#### INSTRUCTIONS TO FOLLOW
Gather from the material every line that contains the string "JSON".

#### MATERIAL PROVIDED
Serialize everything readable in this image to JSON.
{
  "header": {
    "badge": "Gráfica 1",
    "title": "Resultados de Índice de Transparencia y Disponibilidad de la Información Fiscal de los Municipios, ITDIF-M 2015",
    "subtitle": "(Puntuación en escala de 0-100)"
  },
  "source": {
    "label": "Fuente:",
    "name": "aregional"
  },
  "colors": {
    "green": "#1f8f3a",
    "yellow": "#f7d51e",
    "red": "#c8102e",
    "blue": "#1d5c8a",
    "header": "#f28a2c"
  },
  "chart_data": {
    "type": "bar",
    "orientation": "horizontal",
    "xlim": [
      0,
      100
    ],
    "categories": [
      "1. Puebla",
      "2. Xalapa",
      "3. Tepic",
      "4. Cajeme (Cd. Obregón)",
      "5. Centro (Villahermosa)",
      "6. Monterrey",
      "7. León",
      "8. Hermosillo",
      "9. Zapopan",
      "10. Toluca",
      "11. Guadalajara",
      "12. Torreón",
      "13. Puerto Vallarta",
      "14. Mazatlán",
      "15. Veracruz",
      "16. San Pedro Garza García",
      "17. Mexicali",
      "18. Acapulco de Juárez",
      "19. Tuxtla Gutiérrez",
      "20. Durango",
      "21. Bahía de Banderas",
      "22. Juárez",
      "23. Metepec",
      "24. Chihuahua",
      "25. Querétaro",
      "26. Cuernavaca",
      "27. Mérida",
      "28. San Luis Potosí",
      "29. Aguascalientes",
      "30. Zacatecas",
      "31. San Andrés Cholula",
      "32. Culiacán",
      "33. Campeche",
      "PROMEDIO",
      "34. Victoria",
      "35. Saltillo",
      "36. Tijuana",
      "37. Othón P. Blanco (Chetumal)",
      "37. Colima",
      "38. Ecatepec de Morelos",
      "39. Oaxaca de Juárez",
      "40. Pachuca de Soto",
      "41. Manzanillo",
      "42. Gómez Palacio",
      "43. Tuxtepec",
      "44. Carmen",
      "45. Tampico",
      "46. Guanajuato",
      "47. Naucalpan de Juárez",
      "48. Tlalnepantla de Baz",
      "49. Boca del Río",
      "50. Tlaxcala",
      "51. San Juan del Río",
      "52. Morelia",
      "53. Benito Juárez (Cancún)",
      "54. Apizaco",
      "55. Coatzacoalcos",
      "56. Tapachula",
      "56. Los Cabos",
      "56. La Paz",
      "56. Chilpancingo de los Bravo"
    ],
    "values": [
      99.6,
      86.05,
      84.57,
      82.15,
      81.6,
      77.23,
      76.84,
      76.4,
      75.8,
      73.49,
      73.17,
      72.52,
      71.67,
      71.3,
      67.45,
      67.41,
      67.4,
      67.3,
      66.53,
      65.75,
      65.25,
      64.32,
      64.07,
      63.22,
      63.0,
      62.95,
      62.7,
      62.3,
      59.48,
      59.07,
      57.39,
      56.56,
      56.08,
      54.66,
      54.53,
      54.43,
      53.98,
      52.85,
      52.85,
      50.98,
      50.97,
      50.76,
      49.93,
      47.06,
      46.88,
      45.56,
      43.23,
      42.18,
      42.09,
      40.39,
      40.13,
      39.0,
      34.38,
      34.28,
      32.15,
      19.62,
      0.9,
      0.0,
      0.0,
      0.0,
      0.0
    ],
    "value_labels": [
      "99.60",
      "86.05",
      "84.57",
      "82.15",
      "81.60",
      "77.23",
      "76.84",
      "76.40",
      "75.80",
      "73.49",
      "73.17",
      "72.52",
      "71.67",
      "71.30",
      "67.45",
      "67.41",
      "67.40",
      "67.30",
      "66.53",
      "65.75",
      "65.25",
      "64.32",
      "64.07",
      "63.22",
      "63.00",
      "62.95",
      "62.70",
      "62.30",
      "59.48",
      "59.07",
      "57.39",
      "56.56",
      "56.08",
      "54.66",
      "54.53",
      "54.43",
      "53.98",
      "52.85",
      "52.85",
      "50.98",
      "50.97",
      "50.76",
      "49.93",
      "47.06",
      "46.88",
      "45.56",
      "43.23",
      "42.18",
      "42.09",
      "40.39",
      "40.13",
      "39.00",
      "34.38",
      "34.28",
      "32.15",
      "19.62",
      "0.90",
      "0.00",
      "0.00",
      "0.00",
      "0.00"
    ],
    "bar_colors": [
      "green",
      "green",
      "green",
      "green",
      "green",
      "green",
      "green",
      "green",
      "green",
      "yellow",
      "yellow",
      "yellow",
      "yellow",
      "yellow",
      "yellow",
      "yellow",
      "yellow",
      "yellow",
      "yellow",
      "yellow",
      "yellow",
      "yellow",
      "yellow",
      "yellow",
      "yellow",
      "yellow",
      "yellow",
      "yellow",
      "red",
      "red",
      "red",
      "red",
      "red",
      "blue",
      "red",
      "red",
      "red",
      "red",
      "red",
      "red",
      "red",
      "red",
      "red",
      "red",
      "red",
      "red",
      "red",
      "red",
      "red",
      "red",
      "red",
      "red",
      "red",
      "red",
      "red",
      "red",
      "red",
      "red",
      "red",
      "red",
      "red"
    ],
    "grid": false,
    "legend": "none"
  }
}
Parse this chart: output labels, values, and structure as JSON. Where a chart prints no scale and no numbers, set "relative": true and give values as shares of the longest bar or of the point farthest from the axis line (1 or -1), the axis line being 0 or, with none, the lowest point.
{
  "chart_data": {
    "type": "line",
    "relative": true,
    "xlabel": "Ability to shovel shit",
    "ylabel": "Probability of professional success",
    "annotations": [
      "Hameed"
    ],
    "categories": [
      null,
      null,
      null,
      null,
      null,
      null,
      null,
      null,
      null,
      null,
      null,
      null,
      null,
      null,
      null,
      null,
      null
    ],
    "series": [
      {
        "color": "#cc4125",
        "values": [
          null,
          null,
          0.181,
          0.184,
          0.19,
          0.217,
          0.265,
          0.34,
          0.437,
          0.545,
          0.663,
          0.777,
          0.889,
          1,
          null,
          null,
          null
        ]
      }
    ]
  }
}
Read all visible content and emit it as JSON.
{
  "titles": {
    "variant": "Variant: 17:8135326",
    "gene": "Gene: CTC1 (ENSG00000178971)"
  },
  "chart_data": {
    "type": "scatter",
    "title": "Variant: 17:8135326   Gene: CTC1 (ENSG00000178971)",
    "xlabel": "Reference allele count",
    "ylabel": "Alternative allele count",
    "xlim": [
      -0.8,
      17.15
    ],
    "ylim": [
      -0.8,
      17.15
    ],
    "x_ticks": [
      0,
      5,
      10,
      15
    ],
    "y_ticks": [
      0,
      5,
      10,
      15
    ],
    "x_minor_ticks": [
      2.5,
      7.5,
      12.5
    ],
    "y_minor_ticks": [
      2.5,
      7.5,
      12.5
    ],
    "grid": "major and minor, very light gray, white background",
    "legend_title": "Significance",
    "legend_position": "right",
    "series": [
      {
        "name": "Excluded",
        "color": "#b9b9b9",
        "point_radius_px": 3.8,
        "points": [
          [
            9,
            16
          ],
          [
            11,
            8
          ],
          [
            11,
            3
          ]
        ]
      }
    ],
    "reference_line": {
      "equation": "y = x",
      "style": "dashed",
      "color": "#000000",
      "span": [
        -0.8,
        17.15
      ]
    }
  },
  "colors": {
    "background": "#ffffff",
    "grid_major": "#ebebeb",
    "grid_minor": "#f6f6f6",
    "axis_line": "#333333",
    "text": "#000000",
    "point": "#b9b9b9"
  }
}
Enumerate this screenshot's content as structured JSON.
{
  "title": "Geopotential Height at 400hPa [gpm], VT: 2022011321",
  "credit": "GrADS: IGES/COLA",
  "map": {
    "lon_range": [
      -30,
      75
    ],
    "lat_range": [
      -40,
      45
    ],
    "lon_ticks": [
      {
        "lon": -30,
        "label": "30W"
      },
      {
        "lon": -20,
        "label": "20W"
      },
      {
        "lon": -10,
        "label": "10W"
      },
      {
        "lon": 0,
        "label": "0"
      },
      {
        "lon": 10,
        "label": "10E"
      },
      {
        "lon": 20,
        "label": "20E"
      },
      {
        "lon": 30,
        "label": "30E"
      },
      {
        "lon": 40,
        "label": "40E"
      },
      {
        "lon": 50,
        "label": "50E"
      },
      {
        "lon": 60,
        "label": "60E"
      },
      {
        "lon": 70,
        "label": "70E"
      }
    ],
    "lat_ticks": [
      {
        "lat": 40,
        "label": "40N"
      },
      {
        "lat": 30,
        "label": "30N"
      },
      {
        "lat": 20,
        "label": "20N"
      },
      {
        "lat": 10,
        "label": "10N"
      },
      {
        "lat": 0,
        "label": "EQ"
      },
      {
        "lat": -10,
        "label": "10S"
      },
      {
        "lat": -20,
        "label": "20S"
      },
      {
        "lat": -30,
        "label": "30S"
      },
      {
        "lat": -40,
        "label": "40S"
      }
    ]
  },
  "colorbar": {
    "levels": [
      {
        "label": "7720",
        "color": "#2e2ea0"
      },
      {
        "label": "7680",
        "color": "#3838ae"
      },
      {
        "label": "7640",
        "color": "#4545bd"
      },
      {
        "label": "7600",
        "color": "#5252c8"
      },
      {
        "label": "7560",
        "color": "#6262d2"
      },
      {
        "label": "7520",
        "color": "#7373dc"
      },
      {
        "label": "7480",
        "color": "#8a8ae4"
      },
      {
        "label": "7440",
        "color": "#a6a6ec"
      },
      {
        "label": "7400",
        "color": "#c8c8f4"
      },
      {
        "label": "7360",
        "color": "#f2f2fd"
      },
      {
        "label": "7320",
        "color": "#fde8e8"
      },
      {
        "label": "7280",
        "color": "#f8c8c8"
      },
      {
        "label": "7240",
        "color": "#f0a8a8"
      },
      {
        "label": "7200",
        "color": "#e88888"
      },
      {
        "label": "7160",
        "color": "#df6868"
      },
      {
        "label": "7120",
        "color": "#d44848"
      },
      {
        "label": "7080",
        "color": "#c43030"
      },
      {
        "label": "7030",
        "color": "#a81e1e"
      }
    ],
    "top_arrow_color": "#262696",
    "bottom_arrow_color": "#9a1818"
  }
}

#### CORRECT RESPONSE
Serialize everything readable in this image to JSON.
Parse this chart: output labels, values, and structure as JSON. Where a chart prints no scale and no numbers, set "relative": true and give values as shares of the longest bar or of the point farthest from the axis line (1 or -1), the axis line being 0 or, with none, the lowest point.
Read all visible content and emit it as JSON.
Enumerate this screenshot's content as structured JSON.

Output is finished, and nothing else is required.